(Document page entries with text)
____________________
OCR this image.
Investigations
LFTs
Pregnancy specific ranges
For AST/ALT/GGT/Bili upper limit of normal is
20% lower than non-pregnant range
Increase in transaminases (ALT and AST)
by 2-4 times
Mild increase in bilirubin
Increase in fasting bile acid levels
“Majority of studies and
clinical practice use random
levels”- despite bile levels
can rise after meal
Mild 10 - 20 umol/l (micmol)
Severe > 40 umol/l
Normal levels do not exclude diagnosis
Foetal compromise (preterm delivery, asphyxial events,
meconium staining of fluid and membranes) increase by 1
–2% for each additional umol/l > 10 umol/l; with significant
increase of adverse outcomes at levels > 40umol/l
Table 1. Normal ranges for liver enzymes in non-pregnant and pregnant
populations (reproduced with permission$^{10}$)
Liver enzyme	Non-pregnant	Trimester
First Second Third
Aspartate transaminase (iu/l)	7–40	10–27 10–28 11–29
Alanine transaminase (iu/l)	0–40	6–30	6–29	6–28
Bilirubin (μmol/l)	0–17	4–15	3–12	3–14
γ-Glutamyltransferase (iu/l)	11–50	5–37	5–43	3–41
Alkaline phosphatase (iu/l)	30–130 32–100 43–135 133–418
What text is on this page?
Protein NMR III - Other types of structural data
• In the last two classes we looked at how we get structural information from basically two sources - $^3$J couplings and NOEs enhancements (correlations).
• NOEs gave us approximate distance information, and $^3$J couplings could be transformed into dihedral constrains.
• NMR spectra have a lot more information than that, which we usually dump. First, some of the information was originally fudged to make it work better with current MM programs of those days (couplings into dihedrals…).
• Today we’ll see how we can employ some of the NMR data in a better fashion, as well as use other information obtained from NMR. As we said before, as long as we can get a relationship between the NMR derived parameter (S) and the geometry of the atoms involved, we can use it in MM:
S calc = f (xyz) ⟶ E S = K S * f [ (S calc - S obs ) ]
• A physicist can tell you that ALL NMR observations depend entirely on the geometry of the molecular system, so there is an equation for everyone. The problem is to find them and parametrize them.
____________________
Write out every line from the data above that includes "levels".

Increase in fasting bile acid levels
levels”- despite bile levels
Normal levels do not exclude diagnosis
increase of adverse outcomes at levels > 40umol/l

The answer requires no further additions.